Problem details » Search the listing below for the word "ylabel" and copy each line that holds it.
^^^^^^^^^^^^^^^^
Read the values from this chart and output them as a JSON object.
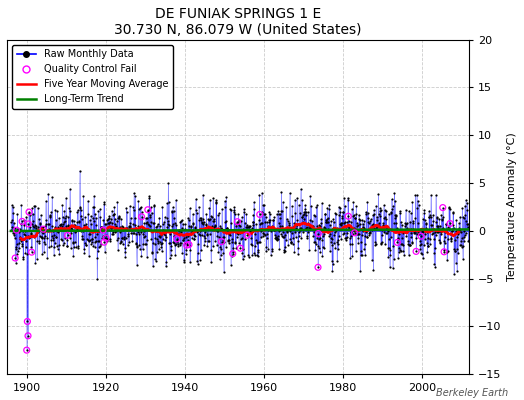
{
  "title": "DE FUNIAK SPRINGS 1 E",
  "subtitle": "30.730 N, 86.079 W (United States)",
  "ylabel": "Temperature Anomaly (°C)",
  "attribution": "Berkeley Earth",
  "xlim": [
    1895,
    2012
  ],
  "ylim": [
    -15,
    20
  ],
  "yticks": [
    -15,
    -10,
    -5,
    0,
    5,
    10,
    15,
    20
  ],
  "xticks": [
    1900,
    1920,
    1940,
    1960,
    1980,
    2000
  ],
  "seed": 42,
  "start_year": 1896,
  "end_year": 2011,
  "bg_color": "#ffffff",
  "plot_bg": "#ffffff",
  "raw_line_color": "blue",
  "raw_dot_color": "black",
  "qc_fail_color": "magenta",
  "moving_avg_color": "red",
  "trend_color": "green",
  "grid_color": "#cccccc"
}
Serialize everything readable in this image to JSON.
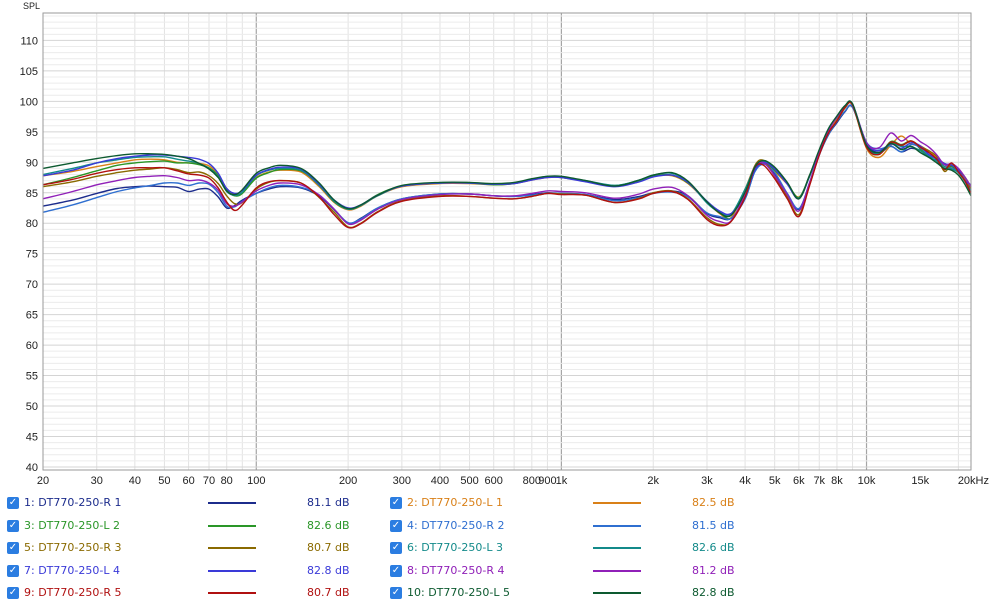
{
  "chart_data": {
    "type": "line",
    "ylabel": "SPL",
    "x_scale": "log",
    "xlim": [
      20,
      22000
    ],
    "ylim": [
      39.5,
      114.5
    ],
    "y_ticks": [
      40,
      45,
      50,
      55,
      60,
      65,
      70,
      75,
      80,
      85,
      90,
      95,
      100,
      105,
      110
    ],
    "x_ticks": [
      {
        "value": 20,
        "label": "20"
      },
      {
        "value": 30,
        "label": "30"
      },
      {
        "value": 40,
        "label": "40"
      },
      {
        "value": 50,
        "label": "50"
      },
      {
        "value": 60,
        "label": "60"
      },
      {
        "value": 70,
        "label": "70"
      },
      {
        "value": 80,
        "label": "80"
      },
      {
        "value": 100,
        "label": "100"
      },
      {
        "value": 200,
        "label": "200"
      },
      {
        "value": 300,
        "label": "300"
      },
      {
        "value": 400,
        "label": "400"
      },
      {
        "value": 500,
        "label": "500"
      },
      {
        "value": 600,
        "label": "600"
      },
      {
        "value": 800,
        "label": "800"
      },
      {
        "value": 900,
        "label": "900"
      },
      {
        "value": 1000,
        "label": "1k"
      },
      {
        "value": 2000,
        "label": "2k"
      },
      {
        "value": 3000,
        "label": "3k"
      },
      {
        "value": 4000,
        "label": "4k"
      },
      {
        "value": 5000,
        "label": "5k"
      },
      {
        "value": 6000,
        "label": "6k"
      },
      {
        "value": 7000,
        "label": "7k"
      },
      {
        "value": 8000,
        "label": "8k"
      },
      {
        "value": 10000,
        "label": "10k"
      },
      {
        "value": 15000,
        "label": "15k"
      },
      {
        "value": 20000,
        "label": "20kHz"
      }
    ],
    "grid": true,
    "legend_position": "bottom",
    "x": [
      20,
      25,
      30,
      35,
      40,
      45,
      50,
      55,
      60,
      65,
      70,
      75,
      80,
      85,
      90,
      100,
      110,
      120,
      140,
      160,
      180,
      200,
      220,
      250,
      300,
      400,
      500,
      600,
      700,
      800,
      900,
      1000,
      1200,
      1500,
      1800,
      2000,
      2300,
      2600,
      3000,
      3300,
      3600,
      4000,
      4300,
      4600,
      5000,
      5500,
      6000,
      6500,
      7000,
      7500,
      8000,
      8500,
      9000,
      10000,
      11000,
      12000,
      13000,
      14000,
      15000,
      16000,
      17000,
      18000,
      19000,
      20000,
      21000,
      22000
    ],
    "series": [
      {
        "name": "1: DT770-250-R 1",
        "color": "#1c2c8c",
        "level": "81.1 dB",
        "values": [
          82.8,
          83.8,
          84.9,
          85.7,
          86.0,
          86.1,
          86.0,
          85.9,
          85.2,
          85.6,
          85.6,
          84.3,
          82.5,
          82.9,
          83.8,
          84.9,
          85.6,
          86.0,
          85.8,
          84.5,
          82.2,
          80.0,
          80.8,
          82.5,
          84.0,
          84.8,
          84.8,
          84.5,
          84.4,
          84.7,
          85.0,
          84.9,
          84.7,
          83.9,
          84.4,
          85.0,
          85.3,
          84.5,
          81.6,
          80.9,
          80.8,
          84.0,
          88.5,
          89.8,
          88.1,
          84.7,
          82.3,
          86.5,
          91.2,
          94.5,
          96.5,
          98.3,
          99.0,
          93.0,
          91.6,
          92.6,
          91.7,
          92.3,
          92.0,
          91.9,
          90.2,
          88.9,
          89.3,
          88.3,
          87.0,
          85.2
        ]
      },
      {
        "name": "2: DT770-250-L 1",
        "color": "#d98018",
        "level": "82.5 dB",
        "values": [
          87.8,
          88.5,
          89.3,
          89.9,
          90.4,
          90.5,
          90.4,
          90.0,
          89.9,
          89.8,
          89.4,
          88.0,
          85.7,
          84.8,
          85.0,
          87.5,
          88.4,
          88.7,
          88.4,
          86.1,
          83.4,
          82.2,
          82.8,
          84.5,
          86.0,
          86.5,
          86.5,
          86.3,
          86.5,
          87.1,
          87.5,
          87.5,
          86.9,
          86.1,
          86.9,
          87.7,
          87.8,
          86.5,
          83.5,
          81.6,
          80.9,
          85.6,
          89.3,
          90.1,
          88.5,
          86.4,
          84.3,
          87.6,
          91.7,
          95.3,
          97.1,
          99.0,
          99.3,
          92.3,
          90.8,
          92.8,
          94.3,
          93.0,
          92.7,
          91.8,
          90.8,
          89.3,
          89.5,
          88.5,
          87.3,
          86.1
        ]
      },
      {
        "name": "3: DT770-250-L 2",
        "color": "#2a9628",
        "level": "82.6 dB",
        "values": [
          86.3,
          87.5,
          88.6,
          89.5,
          89.9,
          90.1,
          90.2,
          89.9,
          89.9,
          89.6,
          89.1,
          87.8,
          85.4,
          84.5,
          84.9,
          87.4,
          88.3,
          88.8,
          88.6,
          86.4,
          83.5,
          82.3,
          82.9,
          84.7,
          86.1,
          86.6,
          86.6,
          86.3,
          86.5,
          87.2,
          87.6,
          87.5,
          86.9,
          86.2,
          87.0,
          87.8,
          87.9,
          86.6,
          83.6,
          81.8,
          80.8,
          84.2,
          88.5,
          90.0,
          88.7,
          86.6,
          84.2,
          87.8,
          91.9,
          95.4,
          97.4,
          99.2,
          99.5,
          92.5,
          91.3,
          93.4,
          92.9,
          93.5,
          92.2,
          91.0,
          90.6,
          89.8,
          89.3,
          88.7,
          87.6,
          86.0
        ]
      },
      {
        "name": "4: DT770-250-R 2",
        "color": "#2f6fd0",
        "level": "81.5 dB",
        "values": [
          81.8,
          83.0,
          84.2,
          85.2,
          85.8,
          86.2,
          86.6,
          86.6,
          86.2,
          86.6,
          86.4,
          85.0,
          82.8,
          82.7,
          83.6,
          84.9,
          85.8,
          86.2,
          85.9,
          84.7,
          82.3,
          80.1,
          80.7,
          82.5,
          84.0,
          84.8,
          84.8,
          84.5,
          84.4,
          84.6,
          84.9,
          84.9,
          84.7,
          83.7,
          84.2,
          84.9,
          85.1,
          84.3,
          81.7,
          81.1,
          80.8,
          84.0,
          88.4,
          89.7,
          88.3,
          84.9,
          82.4,
          86.5,
          91.3,
          94.5,
          96.7,
          98.4,
          99.1,
          93.3,
          92.2,
          92.7,
          91.7,
          92.9,
          92.4,
          91.2,
          90.5,
          89.6,
          89.0,
          88.5,
          87.1,
          85.5
        ]
      },
      {
        "name": "5: DT770-250-R 3",
        "color": "#8a6a00",
        "level": "80.7 dB",
        "values": [
          86.0,
          86.8,
          87.7,
          88.3,
          88.7,
          88.9,
          89.1,
          88.8,
          88.3,
          88.4,
          87.8,
          86.5,
          84.5,
          83.2,
          83.4,
          85.6,
          86.7,
          87.0,
          86.6,
          84.3,
          81.8,
          79.4,
          80.0,
          81.9,
          83.7,
          84.5,
          84.4,
          84.1,
          84.0,
          84.4,
          84.9,
          84.8,
          84.6,
          83.4,
          84.1,
          85.0,
          85.3,
          84.0,
          80.9,
          79.8,
          80.3,
          84.6,
          89.4,
          90.3,
          87.7,
          84.3,
          81.4,
          86.2,
          91.4,
          94.8,
          96.8,
          98.9,
          99.4,
          92.7,
          91.5,
          93.2,
          92.7,
          93.5,
          92.6,
          91.9,
          90.9,
          88.5,
          89.6,
          88.4,
          87.0,
          85.7
        ]
      },
      {
        "name": "6: DT770-250-L 3",
        "color": "#138a8a",
        "level": "82.6 dB",
        "values": [
          88.0,
          89.0,
          89.9,
          90.4,
          90.8,
          90.9,
          90.9,
          90.5,
          90.2,
          89.8,
          89.0,
          87.6,
          85.2,
          84.6,
          85.1,
          87.8,
          88.7,
          89.0,
          88.7,
          86.3,
          83.6,
          82.3,
          82.9,
          84.5,
          86.1,
          86.6,
          86.6,
          86.4,
          86.6,
          87.2,
          87.7,
          87.6,
          87.0,
          86.2,
          87.1,
          87.9,
          88.2,
          86.8,
          83.3,
          81.8,
          81.5,
          85.6,
          89.1,
          90.2,
          88.9,
          86.5,
          84.1,
          87.6,
          91.9,
          95.5,
          97.5,
          99.2,
          99.5,
          92.7,
          91.4,
          93.0,
          92.6,
          92.6,
          91.9,
          90.9,
          90.2,
          89.3,
          88.9,
          88.3,
          86.9,
          85.1
        ]
      },
      {
        "name": "7: DT770-250-L 4",
        "color": "#3a3ad8",
        "level": "82.8 dB",
        "values": [
          87.8,
          88.7,
          89.9,
          90.6,
          91.0,
          91.2,
          91.2,
          91.0,
          90.8,
          90.5,
          89.8,
          88.2,
          85.7,
          84.9,
          85.4,
          87.9,
          88.8,
          89.2,
          88.9,
          86.5,
          83.8,
          82.5,
          83.0,
          84.6,
          86.1,
          86.6,
          86.6,
          86.4,
          86.5,
          87.1,
          87.5,
          87.5,
          86.8,
          86.0,
          86.8,
          87.6,
          87.9,
          86.7,
          83.6,
          82.0,
          81.6,
          84.6,
          88.7,
          90.0,
          88.9,
          86.4,
          84.0,
          87.7,
          91.9,
          95.3,
          97.4,
          99.2,
          99.5,
          93.2,
          91.9,
          93.0,
          92.3,
          93.2,
          92.7,
          91.3,
          90.6,
          89.8,
          89.5,
          88.7,
          87.0,
          86.3
        ]
      },
      {
        "name": "8: DT770-250-R 4",
        "color": "#9020b8",
        "level": "81.2 dB",
        "values": [
          84.0,
          85.2,
          86.3,
          87.0,
          87.5,
          87.7,
          87.8,
          87.5,
          87.0,
          87.1,
          86.6,
          85.4,
          83.2,
          82.8,
          83.5,
          85.3,
          86.2,
          86.6,
          86.3,
          84.7,
          82.3,
          79.9,
          80.5,
          82.3,
          83.9,
          84.7,
          84.8,
          84.5,
          84.5,
          84.9,
          85.3,
          85.2,
          85.0,
          84.1,
          84.8,
          85.6,
          85.9,
          84.5,
          81.3,
          80.3,
          80.4,
          84.8,
          89.2,
          89.9,
          87.8,
          84.7,
          82.0,
          86.6,
          91.5,
          95.1,
          97.5,
          99.1,
          99.5,
          93.2,
          92.4,
          94.8,
          93.5,
          94.4,
          93.4,
          92.5,
          91.2,
          89.6,
          89.8,
          89.0,
          87.6,
          86.0
        ]
      },
      {
        "name": "9: DT770-250-R 5",
        "color": "#b01010",
        "level": "80.7 dB",
        "values": [
          86.3,
          87.2,
          88.2,
          88.8,
          89.1,
          89.1,
          89.1,
          88.6,
          88.1,
          87.9,
          87.4,
          85.8,
          83.5,
          82.1,
          83.0,
          85.8,
          86.8,
          87.0,
          86.6,
          84.4,
          81.4,
          79.3,
          79.9,
          81.8,
          83.6,
          84.4,
          84.4,
          84.1,
          84.0,
          84.4,
          84.9,
          84.7,
          84.6,
          83.4,
          84.0,
          84.9,
          85.2,
          83.9,
          80.6,
          79.6,
          80.3,
          84.3,
          89.1,
          89.5,
          87.3,
          84.0,
          81.1,
          86.1,
          91.2,
          94.8,
          96.8,
          99.0,
          99.4,
          92.5,
          91.3,
          93.3,
          92.8,
          93.5,
          92.5,
          91.6,
          90.5,
          88.8,
          89.9,
          88.4,
          87.0,
          84.8
        ]
      },
      {
        "name": "10: DT770-250-L 5",
        "color": "#0d5a30",
        "level": "82.8 dB",
        "values": [
          89.0,
          89.9,
          90.6,
          91.1,
          91.4,
          91.4,
          91.3,
          91.0,
          90.6,
          89.8,
          88.9,
          87.5,
          85.3,
          84.7,
          85.5,
          88.2,
          89.1,
          89.5,
          89.0,
          86.7,
          83.8,
          82.4,
          83.0,
          84.6,
          86.2,
          86.7,
          86.7,
          86.5,
          86.7,
          87.3,
          87.7,
          87.7,
          87.0,
          86.1,
          87.1,
          87.9,
          88.3,
          86.9,
          83.5,
          81.7,
          81.3,
          85.1,
          89.2,
          90.3,
          89.2,
          86.7,
          84.0,
          87.8,
          92.1,
          95.5,
          97.6,
          99.3,
          99.6,
          92.8,
          91.6,
          93.1,
          92.1,
          92.6,
          91.6,
          90.8,
          89.9,
          89.0,
          88.7,
          87.9,
          86.4,
          84.5
        ]
      }
    ]
  }
}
^^^^^^^^^^^^^^^^
Output of the task »
  "ylabel": "Temperature Anomaly (°C)",
    "ylabel": "SPL",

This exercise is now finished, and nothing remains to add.